## Extrait
C’est une tentative transparente de couvrir
les agissements du gouvernement. Non seulement l’interdiction imposée à
Galloway est-elle un geste de censure politique, mais elle fait partie d’une
campagne internationale contre lui dans laquelle sont impliqués le gouvernement
britannique, l’empire médiatique de Murdoch et les groupes de pression
sionistes.
Il est impensable que l’agence des douanes
canadiennes ait pu prendre la décision d’interdire un parlementaire britannique
de séjour sans le consentement de ses maîtres politiques dans le gouvernement
Harper. Kenney lui-même a admis qu’il était au courant que l’ASFC considérait imposer
une interdiction contre Galloway et que ce sujet « avait été discuté dans
mon bureau ».
Décrire Galloway comme un
« terroriste » et le coulage de la décision d’interdire son entrée au
Canada sont caractéristiques des campagnes de salissage des conservateurs.
Harper lui-même a accusé plusieurs parlementaires dans l’opposition d’être des
pro-talibans pour simplement soulever en Chambre des questions sur
l’intervention militaire canadienne en Afghanistan. Et même si l’opposition
officielle libérale tout comme les conservateurs a claironné son soutien à la
récente invasion de Gaza par Israël, allant aussi loin que déclarer que le
Hamas « terroriste » portait seul la responsabilité des morts civiles
palestiniennes, Harper a accusé les libéraux d’être « mous » sur la
question du terrorisme et mitigés quant à leur appui à l’Etat sioniste.
La visite de Galloway a attiré l’attention
des partisans de droite des conservateurs. Le vendredi 20 mars, le quotidien
néo-conservateur National Post a publié dans sa page éditoriale une
tirade réactionnaire dénonçant Galloway intitulée « Visite au
Canada : un ami des terroristes ». Il y a aussi le fait que le réseau
médiatique de Murdoch a annoncé la décision du gouvernement canadien de bloquer
Galloway avant même que le député en soit informé. Il n’y a que deux sources
possibles pour la fuite dans les médias : le gouvernement canadien et le
gouvernement britannique.

## Enregistrements fournis
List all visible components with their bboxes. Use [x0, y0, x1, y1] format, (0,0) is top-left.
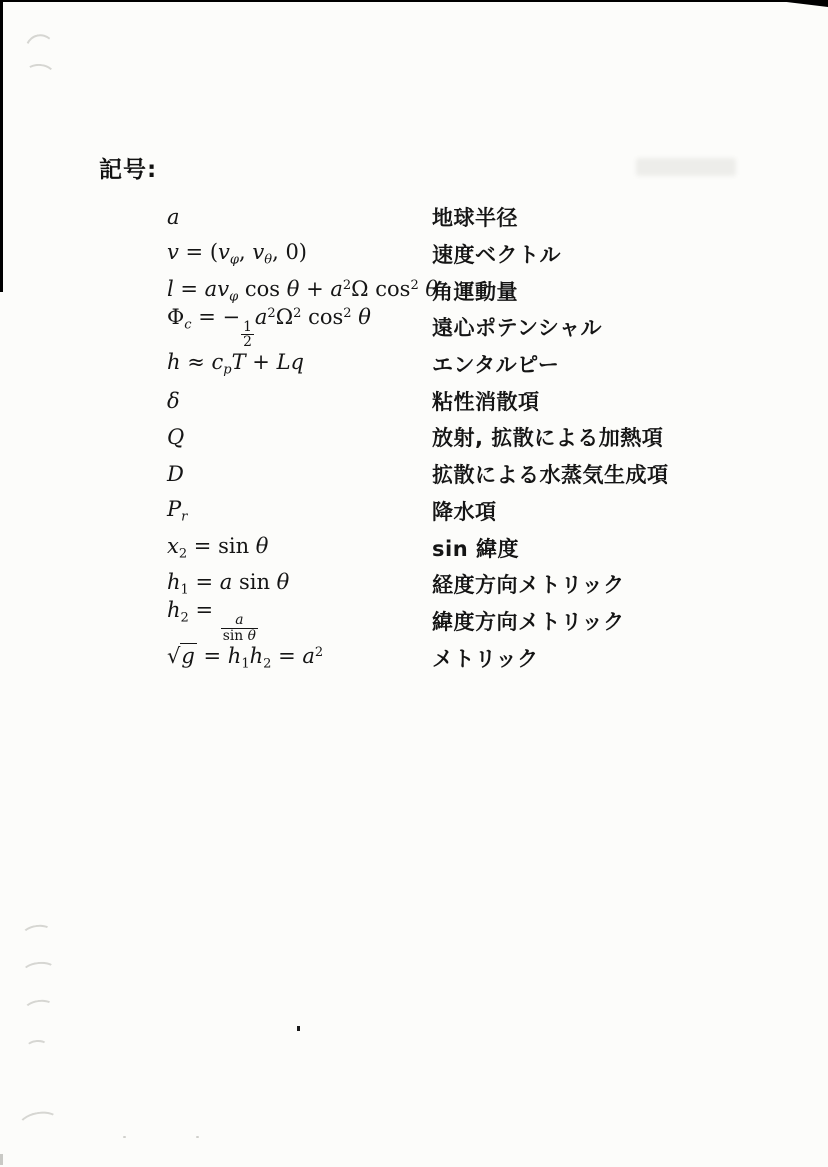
scan-corner-top-right: [770, 0, 828, 7]
symbol-table: a 地球半径 v = (vφ, vθ, 0) 速度ベクトル l = avφ co…: [167, 199, 787, 676]
symbol-row: Pr 降水項: [167, 493, 787, 530]
symbol-description: 粘性消散項: [432, 386, 540, 416]
scan-edge-left: [0, 0, 3, 292]
symbol-row: h1 = a sin θ 経度方向メトリック: [167, 566, 787, 603]
symbol-row: v = (vφ, vθ, 0) 速度ベクトル: [167, 236, 787, 273]
symbol-formula: x2 = sin θ: [167, 534, 432, 562]
symbol-description: 放射, 拡散による加熱項: [432, 422, 663, 452]
scan-smudge: [25, 1039, 48, 1054]
symbol-formula: D: [167, 462, 432, 486]
symbol-description: 拡散による水蒸気生成項: [432, 459, 669, 489]
symbol-row: a 地球半径: [167, 199, 787, 236]
symbol-description: 速度ベクトル: [432, 239, 561, 269]
symbol-row: h ≈ cpT + Lq エンタルピー: [167, 346, 787, 383]
scan-smudge: [21, 960, 57, 981]
symbol-formula: h2 = asin θ: [167, 598, 432, 643]
symbol-formula: h ≈ cpT + Lq: [167, 350, 432, 378]
symbol-row: D 拡散による水蒸気生成項: [167, 456, 787, 493]
scanned-document-page: 記号: a 地球半径 v = (vφ, vθ, 0) 速度ベクトル l = av…: [0, 0, 828, 1167]
symbol-description: 降水項: [432, 496, 497, 526]
symbol-description: 緯度方向メトリック: [432, 606, 625, 636]
symbol-row: x2 = sin θ sin 緯度: [167, 529, 787, 566]
symbol-formula: a: [167, 205, 432, 229]
scan-ghost-bleed: [636, 158, 736, 176]
ink-speck: [123, 1136, 126, 1138]
symbols-heading: 記号:: [99, 151, 157, 184]
ink-speck: [297, 1026, 300, 1031]
symbol-description: 経度方向メトリック: [432, 569, 625, 599]
symbol-formula: √g = h1h2 = a2: [167, 643, 432, 672]
symbol-row: √g = h1h2 = a2 メトリック: [167, 639, 787, 676]
symbol-description: 遠心ポテンシャル: [432, 312, 602, 342]
symbol-description: 地球半径: [432, 202, 518, 232]
symbol-formula: Pr: [167, 497, 432, 525]
symbol-formula: δ: [167, 389, 432, 413]
symbol-description: sin 緯度: [432, 533, 519, 563]
symbol-formula: v = (vφ, vθ, 0): [167, 240, 432, 268]
symbol-formula: h1 = a sin θ: [167, 570, 432, 598]
symbol-description: メトリック: [432, 643, 539, 673]
scan-edge-top: [0, 0, 828, 2]
symbol-row: Q 放射, 拡散による加熱項: [167, 419, 787, 456]
symbol-row: Φc = −12a2Ω2 cos2 θ 遠心ポテンシャル: [167, 309, 787, 346]
ink-speck: [196, 1136, 199, 1138]
scan-smudge: [23, 998, 55, 1018]
scan-edge-left-foot: [0, 1154, 3, 1165]
symbol-formula: Q: [167, 425, 432, 449]
symbol-row: h2 = asin θ 緯度方向メトリック: [167, 603, 787, 640]
scan-smudge: [21, 923, 53, 943]
symbol-formula: l = avφ cos θ + a2Ω cos2 θ: [167, 277, 432, 305]
symbol-formula: Φc = −12a2Ω2 cos2 θ: [167, 305, 432, 350]
symbol-description: 角運動量: [432, 276, 518, 306]
scan-smudge: [16, 1109, 62, 1140]
symbol-row: δ 粘性消散項: [167, 382, 787, 419]
symbol-description: エンタルピー: [432, 349, 559, 379]
symbol-row: l = avφ cos θ + a2Ω cos2 θ 角運動量: [167, 272, 787, 309]
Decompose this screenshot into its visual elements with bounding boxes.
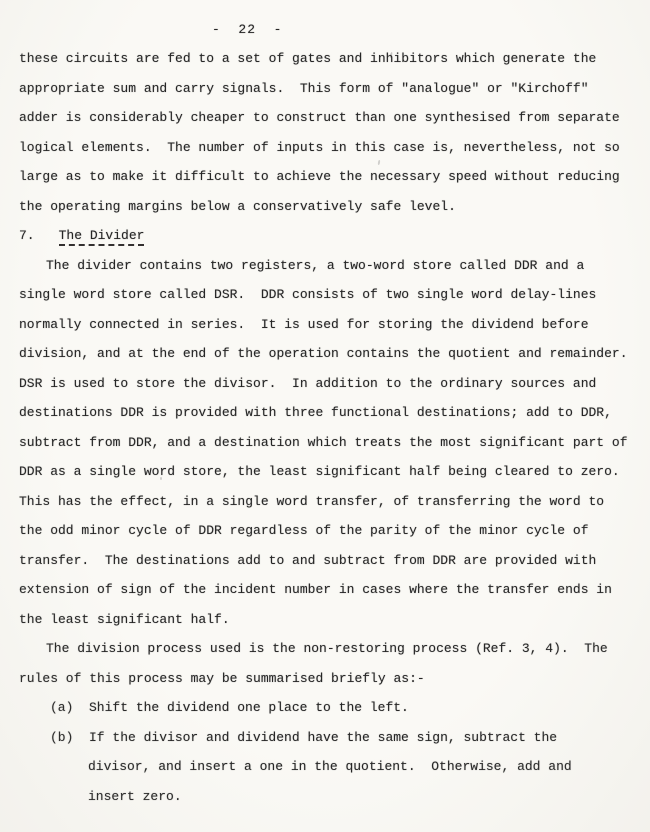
- text-line: logical elements. The number of inputs i…: [19, 139, 639, 169]
- scan-speck: [160, 477, 162, 480]
- text-line: extension of sign of the incident number…: [19, 581, 639, 611]
- text-line: (a) Shift the dividend one place to the …: [19, 699, 639, 729]
- text-line: these circuits are fed to a set of gates…: [19, 50, 639, 80]
- text-line: appropriate sum and carry signals. This …: [19, 80, 639, 110]
- section-number: 7.: [19, 227, 35, 244]
- text-line: This has the effect, in a single word tr…: [19, 493, 639, 523]
- text-line: large as to make it difficult to achieve…: [19, 168, 639, 198]
- text-line: The division process used is the non-res…: [19, 640, 639, 670]
- text-line: the operating margins below a conservati…: [19, 198, 639, 228]
- text-line: (b) If the divisor and dividend have the…: [19, 729, 639, 759]
- text-line: the odd minor cycle of DDR regardless of…: [19, 522, 639, 552]
- text-line: adder is considerably cheaper to constru…: [19, 109, 639, 139]
- text-line: transfer. The destinations add to and su…: [19, 552, 639, 582]
- text-line: DDR as a single word store, the least si…: [19, 463, 639, 493]
- text-body: these circuits are fed to a set of gates…: [19, 50, 639, 817]
- text-line: The divider contains two registers, a tw…: [19, 257, 639, 287]
- text-line: destinations DDR is provided with three …: [19, 404, 639, 434]
- text-line: rules of this process may be summarised …: [19, 670, 639, 700]
- section-heading: 7.The Divider: [19, 227, 639, 257]
- text-line: subtract from DDR, and a destination whi…: [19, 434, 639, 464]
- text-line: DSR is used to store the divisor. In add…: [19, 375, 639, 405]
- text-line: the least significant half.: [19, 611, 639, 641]
- text-line: single word store called DSR. DDR consis…: [19, 286, 639, 316]
- text-line: division, and at the end of the operatio…: [19, 345, 639, 375]
- text-line: divisor, and insert a one in the quotien…: [19, 758, 639, 788]
- section-title: The Divider: [59, 227, 145, 246]
- scanned-document-page: - 22 - these circuits are fed to a set o…: [0, 0, 650, 832]
- text-line: normally connected in series. It is used…: [19, 316, 639, 346]
- page-number: - 22 -: [212, 22, 282, 37]
- text-line: insert zero.: [19, 788, 639, 818]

## Consignes à suivre
1. Présentez en liste JSON de chaînes, une chaîne par ligne et sans les lignes vides, les lignes des enregistrements qui commencent à la ligne contenant « scan-corner-top-right: [770, 0, 828, 7] » et se terminent à la ligne contenant « scan-smudge: [25, 1039, 48, 1054] », ces deux lignes incluses.
2. Poursuivez l'extrait sur l'interdiction visant Galloway à la suite de sa dernière phrase.
L'extrait et les enregistrements proviennent de sources distinctes.

## Réponses par tâche
1.
[
  "scan-corner-top-right: [770, 0, 828, 7]",
  "symbol-table: a 地球半径 v = (vφ, vθ, 0) 速度ベクトル l = avφ co…: [167, 199, 787, 676]",
  "symbol-row: Pr 降水項: [167, 493, 787, 530]",
  "symbol-description: 粘性消散項: [432, 386, 540, 416]",
  "scan-edge-left: [0, 0, 3, 292]",
  "symbol-row: h1 = a sin θ 経度方向メトリック: [167, 566, 787, 603]",
  "symbol-row: v = (vφ, vθ, 0) 速度ベクトル: [167, 236, 787, 273]",
  "symbol-formula: x2 = sin θ: [167, 534, 432, 562]",
  "symbol-description: 放射, 拡散による加熱項: [432, 422, 663, 452]",
  "scan-smudge: [25, 1039, 48, 1054]"
]

2.
Tout de suite après que le gouvernement
canadien eut annoncé l’interdiction de séjour de Galloway, la commission sur
les organismes caritatifs du gouvernement britannique a annoncé qu’elle
mènerait une large enquête sur Lifeline for Gaza : Viva Palestine.
« Le choix du moment parle de lui-même,
a dit Galloway lundi. La BBC empêche la diffusion d’un appel à l’aide en faveur
de Gaza ; vendredi passé, la presse de Murdoch m’informe qu’un ministre
du gouvernement canadien soutenant George Bush m’empêche d’entrer au pays à
cause de mes positions sur le Moyen-Orient ; le jour suivant, il y a la
nouvelle que le gouvernement britannique demande la démission du secrétaire
général adjoint du Conseil musulman de Grande-Bretagne parce qu’il reconnaît le
gouvernement de Palestine ; lundi, quelques heures avant que je fasse
parvenir une lettre importante de la campagne Viva Palestina à la commission
sur les organismes caritatifs, un des ses responsables fait des déclarations
aux journalistes qui sont remplis de sous-entendus.
« Tout cela fait beaucoup trop pour
être une simple coïncidence.
« Ce que nous avons ici, c’est une
tentative dangereuse et sinistre pour criminaliser les tentatives de construire
un mouvement de solidarité en défense du droit du peuple assiégé de Palestine à
choisir son propre gouvernement. »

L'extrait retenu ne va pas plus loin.